Dataset items »

__________

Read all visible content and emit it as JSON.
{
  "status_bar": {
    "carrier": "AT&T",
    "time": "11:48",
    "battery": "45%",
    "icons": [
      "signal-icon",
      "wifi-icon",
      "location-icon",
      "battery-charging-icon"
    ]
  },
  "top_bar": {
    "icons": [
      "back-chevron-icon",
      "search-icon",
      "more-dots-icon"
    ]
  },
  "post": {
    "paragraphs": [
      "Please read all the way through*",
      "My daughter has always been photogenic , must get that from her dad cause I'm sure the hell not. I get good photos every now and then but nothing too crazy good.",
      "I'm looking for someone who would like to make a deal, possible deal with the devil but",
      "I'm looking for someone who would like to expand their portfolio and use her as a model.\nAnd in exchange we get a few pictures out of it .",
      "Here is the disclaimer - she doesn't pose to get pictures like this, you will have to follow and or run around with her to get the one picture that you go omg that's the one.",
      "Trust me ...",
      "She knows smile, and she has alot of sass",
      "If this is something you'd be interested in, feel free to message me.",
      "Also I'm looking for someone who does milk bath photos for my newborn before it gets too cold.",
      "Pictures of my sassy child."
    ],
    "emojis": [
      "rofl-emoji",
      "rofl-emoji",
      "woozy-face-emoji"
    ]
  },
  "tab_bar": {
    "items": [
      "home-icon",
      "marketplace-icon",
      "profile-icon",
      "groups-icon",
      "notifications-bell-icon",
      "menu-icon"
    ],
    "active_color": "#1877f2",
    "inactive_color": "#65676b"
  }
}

__________

What the task requires » All of the data shown above must be copied exactly.

Response to the task »
Read all visible content and emit it as JSON.
{
  "status_bar": {
    "carrier": "AT&T",
    "time": "11:48",
    "battery": "45%",
    "icons": [
      "signal-icon",
      "wifi-icon",
      "location-icon",
      "battery-charging-icon"
    ]
  },
  "top_bar": {
    "icons": [
      "back-chevron-icon",
      "search-icon",
      "more-dots-icon"
    ]
  },
  "post": {
    "paragraphs": [
      "Please read all the way through*",
      "My daughter has always been photogenic , must get that from her dad cause I'm sure the hell not. I get good photos every now and then but nothing too crazy good.",
      "I'm looking for someone who would like to make a deal, possible deal with the devil but",
      "I'm looking for someone who would like to expand their portfolio and use her as a model.\nAnd in exchange we get a few pictures out of it .",
      "Here is the disclaimer - she doesn't pose to get pictures like this, you will have to follow and or run around with her to get the one picture that you go omg that's the one.",
      "Trust me ...",
      "She knows smile, and she has alot of sass",
      "If this is something you'd be interested in, feel free to message me.",
      "Also I'm looking for someone who does milk bath photos for my newborn before it gets too cold.",
      "Pictures of my sassy child."
    ],
    "emojis": [
      "rofl-emoji",
      "rofl-emoji",
      "woozy-face-emoji"
    ]
  },
  "tab_bar": {
    "items": [
      "home-icon",
      "marketplace-icon",
      "profile-icon",
      "groups-icon",
      "notifications-bell-icon",
      "menu-icon"
    ],
    "active_color": "#1877f2",
    "inactive_color": "#65676b"
  }
}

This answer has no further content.